__Records for processing__:
^^^^

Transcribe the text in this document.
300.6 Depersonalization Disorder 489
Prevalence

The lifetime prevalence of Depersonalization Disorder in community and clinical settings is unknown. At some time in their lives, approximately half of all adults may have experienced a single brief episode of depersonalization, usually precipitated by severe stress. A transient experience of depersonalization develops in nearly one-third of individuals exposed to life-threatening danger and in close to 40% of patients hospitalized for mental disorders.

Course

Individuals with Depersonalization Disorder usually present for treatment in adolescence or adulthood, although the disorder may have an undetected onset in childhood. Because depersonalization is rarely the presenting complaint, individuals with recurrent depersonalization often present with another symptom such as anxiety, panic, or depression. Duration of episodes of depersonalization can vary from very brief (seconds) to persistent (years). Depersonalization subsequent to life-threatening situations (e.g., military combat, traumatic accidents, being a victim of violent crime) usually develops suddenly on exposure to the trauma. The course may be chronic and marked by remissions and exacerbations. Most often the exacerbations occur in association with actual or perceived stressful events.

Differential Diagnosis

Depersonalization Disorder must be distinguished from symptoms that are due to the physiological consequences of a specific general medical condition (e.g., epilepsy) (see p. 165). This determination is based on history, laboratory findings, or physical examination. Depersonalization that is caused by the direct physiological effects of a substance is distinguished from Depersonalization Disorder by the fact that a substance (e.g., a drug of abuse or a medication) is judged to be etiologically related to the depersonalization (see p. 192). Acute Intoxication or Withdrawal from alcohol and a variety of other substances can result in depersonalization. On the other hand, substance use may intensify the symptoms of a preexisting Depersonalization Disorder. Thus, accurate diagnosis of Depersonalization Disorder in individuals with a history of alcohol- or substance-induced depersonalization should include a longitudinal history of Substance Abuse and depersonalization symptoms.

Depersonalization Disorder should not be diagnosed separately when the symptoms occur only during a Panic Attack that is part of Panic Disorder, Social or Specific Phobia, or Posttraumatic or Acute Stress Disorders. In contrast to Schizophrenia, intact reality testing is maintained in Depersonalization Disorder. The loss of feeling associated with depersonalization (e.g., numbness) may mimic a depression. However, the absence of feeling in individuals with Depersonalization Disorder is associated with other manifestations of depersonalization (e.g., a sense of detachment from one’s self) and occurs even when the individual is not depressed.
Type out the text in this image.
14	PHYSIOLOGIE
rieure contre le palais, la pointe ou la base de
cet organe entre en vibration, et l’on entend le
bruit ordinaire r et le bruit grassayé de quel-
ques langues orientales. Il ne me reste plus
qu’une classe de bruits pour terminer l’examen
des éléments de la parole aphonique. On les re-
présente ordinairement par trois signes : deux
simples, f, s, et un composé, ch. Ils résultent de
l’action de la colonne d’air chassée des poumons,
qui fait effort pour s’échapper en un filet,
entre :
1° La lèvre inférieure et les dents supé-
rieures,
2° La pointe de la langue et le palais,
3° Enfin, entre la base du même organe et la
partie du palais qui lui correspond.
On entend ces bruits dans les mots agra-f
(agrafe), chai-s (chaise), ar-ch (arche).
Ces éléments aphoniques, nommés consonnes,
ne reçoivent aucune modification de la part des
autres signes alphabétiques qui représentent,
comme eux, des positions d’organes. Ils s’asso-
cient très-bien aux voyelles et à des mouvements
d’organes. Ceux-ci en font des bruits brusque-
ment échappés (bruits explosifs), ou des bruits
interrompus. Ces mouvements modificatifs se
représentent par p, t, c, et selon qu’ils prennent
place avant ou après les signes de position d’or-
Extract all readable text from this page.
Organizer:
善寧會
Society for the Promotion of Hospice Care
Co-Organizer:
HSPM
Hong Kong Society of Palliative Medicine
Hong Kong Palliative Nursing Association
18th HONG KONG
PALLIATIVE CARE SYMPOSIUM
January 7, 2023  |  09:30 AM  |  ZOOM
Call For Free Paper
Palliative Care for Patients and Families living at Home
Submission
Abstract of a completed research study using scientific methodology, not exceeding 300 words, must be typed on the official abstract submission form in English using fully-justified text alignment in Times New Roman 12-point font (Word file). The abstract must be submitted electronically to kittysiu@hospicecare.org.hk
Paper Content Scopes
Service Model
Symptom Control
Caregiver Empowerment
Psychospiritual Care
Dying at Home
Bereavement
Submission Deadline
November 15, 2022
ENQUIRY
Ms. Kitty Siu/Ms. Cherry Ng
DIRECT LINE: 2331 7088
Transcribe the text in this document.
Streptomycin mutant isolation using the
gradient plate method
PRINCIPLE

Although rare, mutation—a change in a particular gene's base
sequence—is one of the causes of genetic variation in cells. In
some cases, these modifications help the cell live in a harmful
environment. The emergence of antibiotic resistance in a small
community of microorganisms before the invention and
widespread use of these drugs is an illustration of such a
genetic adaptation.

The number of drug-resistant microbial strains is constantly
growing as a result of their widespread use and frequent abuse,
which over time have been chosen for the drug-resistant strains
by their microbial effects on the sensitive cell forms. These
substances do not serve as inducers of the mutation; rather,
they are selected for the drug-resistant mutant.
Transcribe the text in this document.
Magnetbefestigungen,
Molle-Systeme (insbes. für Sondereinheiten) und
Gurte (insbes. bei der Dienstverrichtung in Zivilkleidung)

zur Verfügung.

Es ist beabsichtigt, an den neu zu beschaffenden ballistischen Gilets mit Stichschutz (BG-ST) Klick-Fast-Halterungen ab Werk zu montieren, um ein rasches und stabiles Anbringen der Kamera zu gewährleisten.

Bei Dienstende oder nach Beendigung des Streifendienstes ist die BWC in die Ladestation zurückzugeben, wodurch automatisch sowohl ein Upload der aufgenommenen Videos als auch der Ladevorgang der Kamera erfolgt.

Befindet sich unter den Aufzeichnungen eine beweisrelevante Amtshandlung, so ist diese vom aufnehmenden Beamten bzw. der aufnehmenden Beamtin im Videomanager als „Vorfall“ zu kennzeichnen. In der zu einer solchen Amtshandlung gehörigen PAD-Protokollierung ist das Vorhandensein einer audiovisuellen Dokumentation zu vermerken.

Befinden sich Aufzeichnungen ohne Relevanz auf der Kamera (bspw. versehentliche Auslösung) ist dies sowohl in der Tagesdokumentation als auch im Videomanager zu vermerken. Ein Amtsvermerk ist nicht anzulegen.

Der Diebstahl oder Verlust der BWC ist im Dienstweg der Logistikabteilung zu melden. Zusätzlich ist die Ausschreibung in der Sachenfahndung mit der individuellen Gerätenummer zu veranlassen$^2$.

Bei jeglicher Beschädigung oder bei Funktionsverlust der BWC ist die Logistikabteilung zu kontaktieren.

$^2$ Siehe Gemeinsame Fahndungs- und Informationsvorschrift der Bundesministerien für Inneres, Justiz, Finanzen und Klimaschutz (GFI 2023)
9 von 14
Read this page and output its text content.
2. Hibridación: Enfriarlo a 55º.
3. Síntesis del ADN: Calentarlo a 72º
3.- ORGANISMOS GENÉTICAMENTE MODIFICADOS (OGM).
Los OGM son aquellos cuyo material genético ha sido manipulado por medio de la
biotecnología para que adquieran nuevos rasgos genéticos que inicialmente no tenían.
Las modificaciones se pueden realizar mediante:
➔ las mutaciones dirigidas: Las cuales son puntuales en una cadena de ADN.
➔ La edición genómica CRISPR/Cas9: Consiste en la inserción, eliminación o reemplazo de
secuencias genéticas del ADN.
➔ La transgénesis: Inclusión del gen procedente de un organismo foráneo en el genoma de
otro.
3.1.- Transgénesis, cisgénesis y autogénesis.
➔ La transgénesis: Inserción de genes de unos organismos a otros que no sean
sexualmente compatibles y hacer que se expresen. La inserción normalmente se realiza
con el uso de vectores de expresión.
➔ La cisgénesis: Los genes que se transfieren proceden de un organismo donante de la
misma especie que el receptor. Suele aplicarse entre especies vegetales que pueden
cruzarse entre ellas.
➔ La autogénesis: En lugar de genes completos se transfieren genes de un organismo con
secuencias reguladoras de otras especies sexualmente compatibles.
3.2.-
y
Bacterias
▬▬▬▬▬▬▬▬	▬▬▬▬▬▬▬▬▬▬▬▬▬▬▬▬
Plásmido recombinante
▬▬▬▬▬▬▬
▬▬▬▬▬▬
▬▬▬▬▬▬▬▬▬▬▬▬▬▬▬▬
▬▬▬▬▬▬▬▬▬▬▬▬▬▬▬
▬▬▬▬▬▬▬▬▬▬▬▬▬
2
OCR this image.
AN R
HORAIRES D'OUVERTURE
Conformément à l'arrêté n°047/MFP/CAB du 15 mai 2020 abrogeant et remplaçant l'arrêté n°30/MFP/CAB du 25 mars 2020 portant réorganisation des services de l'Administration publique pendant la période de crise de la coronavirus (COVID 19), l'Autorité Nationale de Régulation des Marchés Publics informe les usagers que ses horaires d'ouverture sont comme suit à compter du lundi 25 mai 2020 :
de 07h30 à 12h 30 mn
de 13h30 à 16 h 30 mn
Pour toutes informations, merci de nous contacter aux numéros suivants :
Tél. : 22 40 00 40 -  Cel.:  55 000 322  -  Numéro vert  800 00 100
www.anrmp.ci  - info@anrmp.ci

^^^^

__Exercise__:
The only output should be the lines from the one containing "OCR this image." through the final line of the material above, copied exactly.

__Answer__:
OCR this image.
AN R
HORAIRES D'OUVERTURE
Conformément à l'arrêté n°047/MFP/CAB du 15 mai 2020 abrogeant et remplaçant l'arrêté n°30/MFP/CAB du 25 mars 2020 portant réorganisation des services de l'Administration publique pendant la période de crise de la coronavirus (COVID 19), l'Autorité Nationale de Régulation des Marchés Publics informe les usagers que ses horaires d'ouverture sont comme suit à compter du lundi 25 mai 2020 :
de 07h30 à 12h 30 mn
de 13h30 à 16 h 30 mn
Pour toutes informations, merci de nous contacter aux numéros suivants :
Tél. : 22 40 00 40 -  Cel.:  55 000 322  -  Numéro vert  800 00 100
www.anrmp.ci  - info@anrmp.ci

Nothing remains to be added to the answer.